**GOAL**
In the entries that follow, how many lines hold the string "icon"? Give only that number.

**DATA**
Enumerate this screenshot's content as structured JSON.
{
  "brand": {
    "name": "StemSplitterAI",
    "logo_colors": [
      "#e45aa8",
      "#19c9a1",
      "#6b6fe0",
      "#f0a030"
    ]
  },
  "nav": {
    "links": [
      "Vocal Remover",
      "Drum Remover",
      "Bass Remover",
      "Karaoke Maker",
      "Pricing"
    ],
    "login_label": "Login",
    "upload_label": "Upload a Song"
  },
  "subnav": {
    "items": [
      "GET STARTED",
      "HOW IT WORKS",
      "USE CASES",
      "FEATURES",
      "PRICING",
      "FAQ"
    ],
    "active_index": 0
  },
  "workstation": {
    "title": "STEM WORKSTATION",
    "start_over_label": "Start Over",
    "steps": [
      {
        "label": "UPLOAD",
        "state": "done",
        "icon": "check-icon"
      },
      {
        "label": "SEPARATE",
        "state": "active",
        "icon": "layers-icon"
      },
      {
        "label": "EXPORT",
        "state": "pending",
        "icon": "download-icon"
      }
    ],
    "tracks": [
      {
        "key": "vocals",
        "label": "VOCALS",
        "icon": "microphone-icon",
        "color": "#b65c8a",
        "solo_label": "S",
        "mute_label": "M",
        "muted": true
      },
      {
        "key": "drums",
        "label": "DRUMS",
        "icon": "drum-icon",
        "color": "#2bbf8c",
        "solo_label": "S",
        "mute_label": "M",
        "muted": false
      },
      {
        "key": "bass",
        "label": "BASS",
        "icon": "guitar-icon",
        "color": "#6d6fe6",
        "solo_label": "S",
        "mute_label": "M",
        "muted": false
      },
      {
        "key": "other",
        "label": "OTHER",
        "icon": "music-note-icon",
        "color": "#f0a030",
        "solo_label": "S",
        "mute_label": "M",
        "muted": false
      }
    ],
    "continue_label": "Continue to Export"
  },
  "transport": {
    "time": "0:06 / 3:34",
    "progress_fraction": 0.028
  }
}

**WRITTEN REPLY**
7